Given exercise:
Write the data out again exactly, dropping any images it holds.

Raw data:
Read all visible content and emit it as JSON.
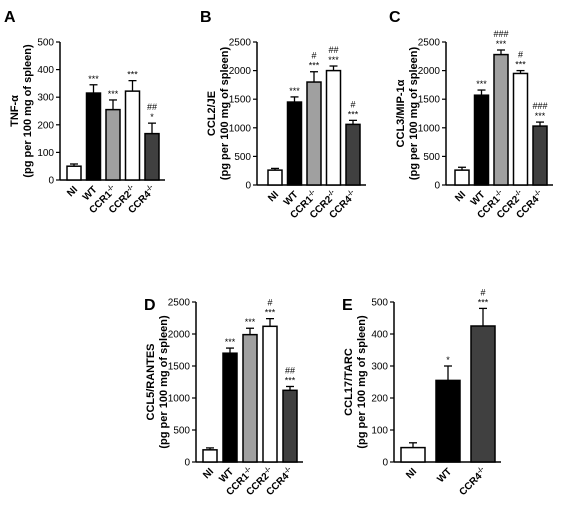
{
  "chart_data": [
    {
      "panel": "A",
      "type": "bar",
      "ylabel": "TNF-α",
      "ylabel2": "(pg per 100 mg of spleen)",
      "ylim": [
        0,
        500
      ],
      "yticks": [
        0,
        100,
        200,
        300,
        400,
        500
      ],
      "categories": [
        {
          "base": "NI",
          "sup": ""
        },
        {
          "base": "WT",
          "sup": ""
        },
        {
          "base": "CCR1",
          "sup": "-/-"
        },
        {
          "base": "CCR2",
          "sup": "-/-"
        },
        {
          "base": "CCR4",
          "sup": "-/-"
        }
      ],
      "values": [
        50,
        315,
        255,
        322,
        168
      ],
      "errors": [
        8,
        30,
        35,
        38,
        38
      ],
      "fills": [
        "#ffffff",
        "#000000",
        "#a0a0a0",
        "#ffffff",
        "#404040"
      ],
      "annotations": [
        [],
        [
          "***"
        ],
        [
          "***"
        ],
        [
          "***"
        ],
        [
          "*",
          "##"
        ]
      ]
    },
    {
      "panel": "B",
      "type": "bar",
      "ylabel": "CCL2/JE",
      "ylabel2": "(pg per 100 mg of spleen)",
      "ylim": [
        0,
        2500
      ],
      "yticks": [
        0,
        500,
        1000,
        1500,
        2000,
        2500
      ],
      "categories": [
        {
          "base": "NI",
          "sup": ""
        },
        {
          "base": "WT",
          "sup": ""
        },
        {
          "base": "CCR1",
          "sup": "-/-"
        },
        {
          "base": "CCR2",
          "sup": "-/-"
        },
        {
          "base": "CCR4",
          "sup": "-/-"
        }
      ],
      "values": [
        260,
        1450,
        1800,
        2000,
        1060
      ],
      "errors": [
        30,
        90,
        180,
        80,
        70
      ],
      "fills": [
        "#ffffff",
        "#000000",
        "#a0a0a0",
        "#ffffff",
        "#404040"
      ],
      "annotations": [
        [],
        [
          "***"
        ],
        [
          "***",
          "#"
        ],
        [
          "***",
          "##"
        ],
        [
          "***",
          "#"
        ]
      ]
    },
    {
      "panel": "C",
      "type": "bar",
      "ylabel": "CCL3/MIP-1α",
      "ylabel2": "(pg per 100 mg of spleen)",
      "ylim": [
        0,
        2500
      ],
      "yticks": [
        0,
        500,
        1000,
        1500,
        2000,
        2500
      ],
      "categories": [
        {
          "base": "NI",
          "sup": ""
        },
        {
          "base": "WT",
          "sup": ""
        },
        {
          "base": "CCR1",
          "sup": "-/-"
        },
        {
          "base": "CCR2",
          "sup": "-/-"
        },
        {
          "base": "CCR4",
          "sup": "-/-"
        }
      ],
      "values": [
        260,
        1570,
        2280,
        1950,
        1030
      ],
      "errors": [
        50,
        90,
        80,
        50,
        70
      ],
      "fills": [
        "#ffffff",
        "#000000",
        "#a0a0a0",
        "#ffffff",
        "#404040"
      ],
      "annotations": [
        [],
        [
          "***"
        ],
        [
          "***",
          "###"
        ],
        [
          "***",
          "#"
        ],
        [
          "***",
          "###"
        ]
      ]
    },
    {
      "panel": "D",
      "type": "bar",
      "ylabel": "CCL5/RANTES",
      "ylabel2": "(pg per 100 mg of spleen)",
      "ylim": [
        0,
        2500
      ],
      "yticks": [
        0,
        500,
        1000,
        1500,
        2000,
        2500
      ],
      "categories": [
        {
          "base": "NI",
          "sup": ""
        },
        {
          "base": "WT",
          "sup": ""
        },
        {
          "base": "CCR1",
          "sup": "-/-"
        },
        {
          "base": "CCR2",
          "sup": "-/-"
        },
        {
          "base": "CCR4",
          "sup": "-/-"
        }
      ],
      "values": [
        190,
        1700,
        1990,
        2120,
        1120
      ],
      "errors": [
        30,
        80,
        100,
        120,
        60
      ],
      "fills": [
        "#ffffff",
        "#000000",
        "#a0a0a0",
        "#ffffff",
        "#404040"
      ],
      "annotations": [
        [],
        [
          "***"
        ],
        [
          "***"
        ],
        [
          "***",
          "#"
        ],
        [
          "***",
          "##"
        ]
      ]
    },
    {
      "panel": "E",
      "type": "bar",
      "ylabel": "CCL17/TARC",
      "ylabel2": "(pg per 100 mg of spleen)",
      "ylim": [
        0,
        500
      ],
      "yticks": [
        0,
        100,
        200,
        300,
        400,
        500
      ],
      "categories": [
        {
          "base": "NI",
          "sup": ""
        },
        {
          "base": "WT",
          "sup": ""
        },
        {
          "base": "CCR4",
          "sup": "-/-"
        }
      ],
      "values": [
        45,
        255,
        425
      ],
      "errors": [
        15,
        45,
        55
      ],
      "fills": [
        "#ffffff",
        "#000000",
        "#404040"
      ],
      "annotations": [
        [],
        [
          "*"
        ],
        [
          "***",
          "#"
        ]
      ]
    }
  ]
}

In response:
Read all visible content and emit it as JSON.
{
  "chart_data": [
    {
      "panel": "A",
      "type": "bar",
      "ylabel": "TNF-α",
      "ylabel2": "(pg per 100 mg of spleen)",
      "ylim": [
        0,
        500
      ],
      "yticks": [
        0,
        100,
        200,
        300,
        400,
        500
      ],
      "categories": [
        {
          "base": "NI",
          "sup": ""
        },
        {
          "base": "WT",
          "sup": ""
        },
        {
          "base": "CCR1",
          "sup": "-/-"
        },
        {
          "base": "CCR2",
          "sup": "-/-"
        },
        {
          "base": "CCR4",
          "sup": "-/-"
        }
      ],
      "values": [
        50,
        315,
        255,
        322,
        168
      ],
      "errors": [
        8,
        30,
        35,
        38,
        38
      ],
      "fills": [
        "#ffffff",
        "#000000",
        "#a0a0a0",
        "#ffffff",
        "#404040"
      ],
      "annotations": [
        [],
        [
          "***"
        ],
        [
          "***"
        ],
        [
          "***"
        ],
        [
          "*",
          "##"
        ]
      ]
    },
    {
      "panel": "B",
      "type": "bar",
      "ylabel": "CCL2/JE",
      "ylabel2": "(pg per 100 mg of spleen)",
      "ylim": [
        0,
        2500
      ],
      "yticks": [
        0,
        500,
        1000,
        1500,
        2000,
        2500
      ],
      "categories": [
        {
          "base": "NI",
          "sup": ""
        },
        {
          "base": "WT",
          "sup": ""
        },
        {
          "base": "CCR1",
          "sup": "-/-"
        },
        {
          "base": "CCR2",
          "sup": "-/-"
        },
        {
          "base": "CCR4",
          "sup": "-/-"
        }
      ],
      "values": [
        260,
        1450,
        1800,
        2000,
        1060
      ],
      "errors": [
        30,
        90,
        180,
        80,
        70
      ],
      "fills": [
        "#ffffff",
        "#000000",
        "#a0a0a0",
        "#ffffff",
        "#404040"
      ],
      "annotations": [
        [],
        [
          "***"
        ],
        [
          "***",
          "#"
        ],
        [
          "***",
          "##"
        ],
        [
          "***",
          "#"
        ]
      ]
    },
    {
      "panel": "C",
      "type": "bar",
      "ylabel": "CCL3/MIP-1α",
      "ylabel2": "(pg per 100 mg of spleen)",
      "ylim": [
        0,
        2500
      ],
      "yticks": [
        0,
        500,
        1000,
        1500,
        2000,
        2500
      ],
      "categories": [
        {
          "base": "NI",
          "sup": ""
        },
        {
          "base": "WT",
          "sup": ""
        },
        {
          "base": "CCR1",
          "sup": "-/-"
        },
        {
          "base": "CCR2",
          "sup": "-/-"
        },
        {
          "base": "CCR4",
          "sup": "-/-"
        }
      ],
      "values": [
        260,
        1570,
        2280,
        1950,
        1030
      ],
      "errors": [
        50,
        90,
        80,
        50,
        70
      ],
      "fills": [
        "#ffffff",
        "#000000",
        "#a0a0a0",
        "#ffffff",
        "#404040"
      ],
      "annotations": [
        [],
        [
          "***"
        ],
        [
          "***",
          "###"
        ],
        [
          "***",
          "#"
        ],
        [
          "***",
          "###"
        ]
      ]
    },
    {
      "panel": "D",
      "type": "bar",
      "ylabel": "CCL5/RANTES",
      "ylabel2": "(pg per 100 mg of spleen)",
      "ylim": [
        0,
        2500
      ],
      "yticks": [
        0,
        500,
        1000,
        1500,
        2000,
        2500
      ],
      "categories": [
        {
          "base": "NI",
          "sup": ""
        },
        {
          "base": "WT",
          "sup": ""
        },
        {
          "base": "CCR1",
          "sup": "-/-"
        },
        {
          "base": "CCR2",
          "sup": "-/-"
        },
        {
          "base": "CCR4",
          "sup": "-/-"
        }
      ],
      "values": [
        190,
        1700,
        1990,
        2120,
        1120
      ],
      "errors": [
        30,
        80,
        100,
        120,
        60
      ],
      "fills": [
        "#ffffff",
        "#000000",
        "#a0a0a0",
        "#ffffff",
        "#404040"
      ],
      "annotations": [
        [],
        [
          "***"
        ],
        [
          "***"
        ],
        [
          "***",
          "#"
        ],
        [
          "***",
          "##"
        ]
      ]
    },
    {
      "panel": "E",
      "type": "bar",
      "ylabel": "CCL17/TARC",
      "ylabel2": "(pg per 100 mg of spleen)",
      "ylim": [
        0,
        500
      ],
      "yticks": [
        0,
        100,
        200,
        300,
        400,
        500
      ],
      "categories": [
        {
          "base": "NI",
          "sup": ""
        },
        {
          "base": "WT",
          "sup": ""
        },
        {
          "base": "CCR4",
          "sup": "-/-"
        }
      ],
      "values": [
        45,
        255,
        425
      ],
      "errors": [
        15,
        45,
        55
      ],
      "fills": [
        "#ffffff",
        "#000000",
        "#404040"
      ],
      "annotations": [
        [],
        [
          "*"
        ],
        [
          "***",
          "#"
        ]
      ]
    }
  ]
}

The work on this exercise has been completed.